◆ To do ◆
Format every line of the data below as a Markdown table with two columns, "No." for the row number and "Line" for the line itself, leaving out blank lines.

◆ Exercise data ◆
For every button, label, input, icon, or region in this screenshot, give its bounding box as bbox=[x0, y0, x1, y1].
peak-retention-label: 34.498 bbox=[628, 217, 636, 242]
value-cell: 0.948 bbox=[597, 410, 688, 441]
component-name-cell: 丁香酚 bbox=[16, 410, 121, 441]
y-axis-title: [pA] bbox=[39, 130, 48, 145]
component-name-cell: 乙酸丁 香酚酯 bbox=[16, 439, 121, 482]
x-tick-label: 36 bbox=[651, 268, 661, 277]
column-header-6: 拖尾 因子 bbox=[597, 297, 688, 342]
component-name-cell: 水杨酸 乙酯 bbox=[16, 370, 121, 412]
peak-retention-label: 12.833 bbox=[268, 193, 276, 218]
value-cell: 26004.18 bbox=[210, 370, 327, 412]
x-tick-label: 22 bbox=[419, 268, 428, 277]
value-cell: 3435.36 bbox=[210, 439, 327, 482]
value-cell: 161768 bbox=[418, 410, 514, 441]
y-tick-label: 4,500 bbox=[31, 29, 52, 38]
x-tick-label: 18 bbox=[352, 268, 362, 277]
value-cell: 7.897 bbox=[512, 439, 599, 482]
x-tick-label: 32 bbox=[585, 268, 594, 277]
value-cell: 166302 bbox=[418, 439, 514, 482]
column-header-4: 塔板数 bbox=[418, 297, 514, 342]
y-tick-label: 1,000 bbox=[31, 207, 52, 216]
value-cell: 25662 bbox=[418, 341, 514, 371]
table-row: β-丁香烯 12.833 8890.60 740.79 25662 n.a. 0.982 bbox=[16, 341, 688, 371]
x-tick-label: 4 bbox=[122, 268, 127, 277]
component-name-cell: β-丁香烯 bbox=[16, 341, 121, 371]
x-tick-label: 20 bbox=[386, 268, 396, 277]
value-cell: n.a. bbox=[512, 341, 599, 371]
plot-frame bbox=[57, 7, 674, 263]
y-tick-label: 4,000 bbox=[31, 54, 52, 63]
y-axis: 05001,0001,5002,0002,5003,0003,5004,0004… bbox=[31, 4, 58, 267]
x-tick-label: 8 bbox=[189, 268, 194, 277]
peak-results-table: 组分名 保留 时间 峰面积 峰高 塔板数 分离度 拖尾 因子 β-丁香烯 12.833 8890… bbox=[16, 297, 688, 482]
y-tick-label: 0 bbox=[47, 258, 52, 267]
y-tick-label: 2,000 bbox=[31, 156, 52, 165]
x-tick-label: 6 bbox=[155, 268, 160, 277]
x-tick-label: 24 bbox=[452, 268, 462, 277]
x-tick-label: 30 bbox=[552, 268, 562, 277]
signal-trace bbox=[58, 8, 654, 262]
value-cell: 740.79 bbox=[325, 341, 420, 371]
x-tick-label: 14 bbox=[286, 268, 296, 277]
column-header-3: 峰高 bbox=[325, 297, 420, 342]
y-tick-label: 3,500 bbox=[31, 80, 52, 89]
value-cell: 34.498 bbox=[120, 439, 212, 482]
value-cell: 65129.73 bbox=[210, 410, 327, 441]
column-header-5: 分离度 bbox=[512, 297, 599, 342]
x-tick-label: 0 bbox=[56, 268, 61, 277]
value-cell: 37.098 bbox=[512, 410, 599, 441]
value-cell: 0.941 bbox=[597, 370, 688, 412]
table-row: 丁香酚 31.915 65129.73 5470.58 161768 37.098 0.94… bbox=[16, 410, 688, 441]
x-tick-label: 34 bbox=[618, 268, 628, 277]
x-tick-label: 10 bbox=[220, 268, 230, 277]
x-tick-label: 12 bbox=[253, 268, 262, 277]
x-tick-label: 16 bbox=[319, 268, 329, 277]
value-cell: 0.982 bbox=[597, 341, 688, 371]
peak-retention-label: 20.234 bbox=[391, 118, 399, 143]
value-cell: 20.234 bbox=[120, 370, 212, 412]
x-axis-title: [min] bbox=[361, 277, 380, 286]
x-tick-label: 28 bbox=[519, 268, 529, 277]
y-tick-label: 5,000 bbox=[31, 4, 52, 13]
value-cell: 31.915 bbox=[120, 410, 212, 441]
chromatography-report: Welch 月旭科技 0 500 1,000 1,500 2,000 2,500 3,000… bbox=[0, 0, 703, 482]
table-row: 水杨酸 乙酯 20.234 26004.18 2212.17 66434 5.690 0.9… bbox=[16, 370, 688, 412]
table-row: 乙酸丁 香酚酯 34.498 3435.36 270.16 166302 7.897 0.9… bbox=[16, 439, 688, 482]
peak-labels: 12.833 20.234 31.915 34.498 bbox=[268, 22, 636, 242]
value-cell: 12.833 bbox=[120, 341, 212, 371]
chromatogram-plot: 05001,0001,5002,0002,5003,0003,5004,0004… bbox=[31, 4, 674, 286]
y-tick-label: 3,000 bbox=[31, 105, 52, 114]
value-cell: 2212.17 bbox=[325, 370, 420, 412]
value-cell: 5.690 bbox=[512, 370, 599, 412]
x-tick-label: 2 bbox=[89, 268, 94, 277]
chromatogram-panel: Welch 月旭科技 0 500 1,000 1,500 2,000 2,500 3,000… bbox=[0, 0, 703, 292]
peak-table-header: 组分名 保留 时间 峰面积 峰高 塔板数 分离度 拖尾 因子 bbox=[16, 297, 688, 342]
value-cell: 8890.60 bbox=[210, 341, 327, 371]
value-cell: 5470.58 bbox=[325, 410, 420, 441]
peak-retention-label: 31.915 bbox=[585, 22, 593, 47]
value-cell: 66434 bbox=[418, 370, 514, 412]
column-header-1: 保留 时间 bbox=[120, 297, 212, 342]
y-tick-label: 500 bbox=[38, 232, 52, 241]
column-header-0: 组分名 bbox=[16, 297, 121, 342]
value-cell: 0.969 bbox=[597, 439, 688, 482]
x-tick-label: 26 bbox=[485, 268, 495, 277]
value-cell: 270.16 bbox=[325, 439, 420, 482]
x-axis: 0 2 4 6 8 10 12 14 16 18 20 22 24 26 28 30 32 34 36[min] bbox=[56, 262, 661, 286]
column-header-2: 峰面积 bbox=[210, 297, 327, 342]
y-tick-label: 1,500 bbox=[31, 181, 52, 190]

◆ Task solution ◆
| No. | Line |
|---|---|
| 1 | For every button, label, input, icon, or region in this screenshot, give its bounding box as bbox=[x0, y0, x1, y1]. |
| 2 | peak-retention-label: 34.498 bbox=[628, 217, 636, 242] |
| 3 | value-cell: 0.948 bbox=[597, 410, 688, 441] |
| 4 | component-name-cell: 丁香酚 bbox=[16, 410, 121, 441] |
| 5 | y-axis-title: [pA] bbox=[39, 130, 48, 145] |
| 6 | component-name-cell: 乙酸丁 香酚酯 bbox=[16, 439, 121, 482] |
| 7 | x-tick-label: 36 bbox=[651, 268, 661, 277] |
| 8 | column-header-6: 拖尾 因子 bbox=[597, 297, 688, 342] |
| 9 | component-name-cell: 水杨酸 乙酯 bbox=[16, 370, 121, 412] |
| 10 | peak-retention-label: 12.833 bbox=[268, 193, 276, 218] |
| 11 | value-cell: 26004.18 bbox=[210, 370, 327, 412] |
| 12 | x-tick-label: 22 bbox=[419, 268, 428, 277] |
| 13 | value-cell: 3435.36 bbox=[210, 439, 327, 482] |
| 14 | value-cell: 161768 bbox=[418, 410, 514, 441] |
| 15 | y-tick-label: 4,500 bbox=[31, 29, 52, 38] |
| 16 | x-tick-label: 18 bbox=[352, 268, 362, 277] |
| 17 | value-cell: 7.897 bbox=[512, 439, 599, 482] |
| 18 | x-tick-label: 32 bbox=[585, 268, 594, 277] |
| 19 | value-cell: 166302 bbox=[418, 439, 514, 482] |
| 20 | column-header-4: 塔板数 bbox=[418, 297, 514, 342] |
| 21 | y-tick-label: 1,000 bbox=[31, 207, 52, 216] |
| 22 | value-cell: 25662 bbox=[418, 341, 514, 371] |
| 23 | table-row: β-丁香烯 12.833 8890.60 740.79 25662 n.a. 0.982 bbox=[16, 341, 688, 371] |
| 24 | x-tick-label: 4 bbox=[122, 268, 127, 277] |
| 25 | component-name-cell: β-丁香烯 bbox=[16, 341, 121, 371] |
| 26 | x-tick-label: 20 bbox=[386, 268, 396, 277] |
| 27 | value-cell: n.a. bbox=[512, 341, 599, 371] |
| 28 | plot-frame bbox=[57, 7, 674, 263] |
| 29 | y-tick-label: 4,000 bbox=[31, 54, 52, 63] |
| 30 | y-axis: 05001,0001,5002,0002,5003,0003,5004,0004… bbox=[31, 4, 58, 267] |
| 31 | x-tick-label: 8 bbox=[189, 268, 194, 277] |
| 32 | peak-results-table: 组分名 保留 时间 峰面积 峰高 塔板数 分离度 拖尾 因子 β-丁香烯 12.833 8890… bbox=[16, 297, 688, 482] |
| 33 | y-tick-label: 0 bbox=[47, 258, 52, 267] |
| 34 | y-tick-label: 2,000 bbox=[31, 156, 52, 165] |
| 35 | x-tick-label: 6 bbox=[155, 268, 160, 277] |
| 36 | x-tick-label: 24 bbox=[452, 268, 462, 277] |
| 37 | x-tick-label: 30 bbox=[552, 268, 562, 277] |
| 38 | signal-trace bbox=[58, 8, 654, 262] |
| 39 | value-cell: 740.79 bbox=[325, 341, 420, 371] |
| 40 | x-tick-label: 14 bbox=[286, 268, 296, 277] |
| 41 | column-header-3: 峰高 bbox=[325, 297, 420, 342] |
| 42 | y-tick-label: 3,500 bbox=[31, 80, 52, 89] |
| 43 | value-cell: 34.498 bbox=[120, 439, 212, 482] |
| 44 | value-cell: 65129.73 bbox=[210, 410, 327, 441] |
| 45 | column-header-5: 分离度 bbox=[512, 297, 599, 342] |
| 46 | x-tick-label: 0 bbox=[56, 268, 61, 277] |
| 47 | value-cell: 37.098 bbox=[512, 410, 599, 441] |
| 48 | value-cell: 0.941 bbox=[597, 370, 688, 412] |
| 49 | table-row: 丁香酚 31.915 65129.73 5470.58 161768 37.098 0.94… bbox=[16, 410, 688, 441] |
| 50 | x-tick-label: 34 bbox=[618, 268, 628, 277] |
| 51 | x-tick-label: 10 bbox=[220, 268, 230, 277] |
| 52 | x-tick-label: 12 bbox=[253, 268, 262, 277] |
| 53 | x-tick-label: 16 bbox=[319, 268, 329, 277] |
| 54 | value-cell: 0.982 bbox=[597, 341, 688, 371] |
| 55 | peak-retention-label: 20.234 bbox=[391, 118, 399, 143] |
| 56 | value-cell: 20.234 bbox=[120, 370, 212, 412] |
| 57 | x-axis-title: [min] bbox=[361, 277, 380, 286] |
| 58 | x-tick-label: 28 bbox=[519, 268, 529, 277] |
| 59 | y-tick-label: 5,000 bbox=[31, 4, 52, 13] |
| 60 | value-cell: 31.915 bbox=[120, 410, 212, 441] |
| 61 | chromatography-report: Welch 月旭科技 0 500 1,000 1,500 2,000 2,500 3,000… bbox=[0, 0, 703, 482] |
| 62 | table-row: 水杨酸 乙酯 20.234 26004.18 2212.17 66434 5.690 0.9… bbox=[16, 370, 688, 412] |
| 63 | table-row: 乙酸丁 香酚酯 34.498 3435.36 270.16 166302 7.897 0.9… bbox=[16, 439, 688, 482] |
| 64 | peak-labels: 12.833 20.234 31.915 34.498 bbox=[268, 22, 636, 242] |
| 65 | value-cell: 12.833 bbox=[120, 341, 212, 371] |
| 66 | chromatogram-plot: 05001,0001,5002,0002,5003,0003,5004,0004… bbox=[31, 4, 674, 286] |
| 67 | y-tick-label: 3,000 bbox=[31, 105, 52, 114] |
| 68 | value-cell: 2212.17 bbox=[325, 370, 420, 412] |
| 69 | value-cell: 5.690 bbox=[512, 370, 599, 412] |
| 70 | x-tick-label: 2 bbox=[89, 268, 94, 277] |
| 71 | chromatogram-panel: Welch 月旭科技 0 500 1,000 1,500 2,000 2,500 3,000… bbox=[0, 0, 703, 292] |
| 72 | peak-table-header: 组分名 保留 时间 峰面积 峰高 塔板数 分离度 拖尾 因子 bbox=[16, 297, 688, 342] |
| 73 | value-cell: 8890.60 bbox=[210, 341, 327, 371] |
| 74 | value-cell: 5470.58 bbox=[325, 410, 420, 441] |
| 75 | peak-retention-label: 31.915 bbox=[585, 22, 593, 47] |
| 76 | value-cell: 66434 bbox=[418, 370, 514, 412] |
| 77 | column-header-1: 保留 时间 bbox=[120, 297, 212, 342] |
| 78 | y-tick-label: 500 bbox=[38, 232, 52, 241] |
| 79 | column-header-0: 组分名 bbox=[16, 297, 121, 342] |
| 80 | value-cell: 0.969 bbox=[597, 439, 688, 482] |
| 81 | x-tick-label: 26 bbox=[485, 268, 495, 277] |
| 82 | value-cell: 270.16 bbox=[325, 439, 420, 482] |
| 83 | x-axis: 0 2 4 6 8 10 12 14 16 18 20 22 24 26 28 30 32 34 36[min] bbox=[56, 262, 661, 286] |
| 84 | column-header-2: 峰面积 bbox=[210, 297, 327, 342] |
| 85 | y-tick-label: 1,500 bbox=[31, 181, 52, 190] |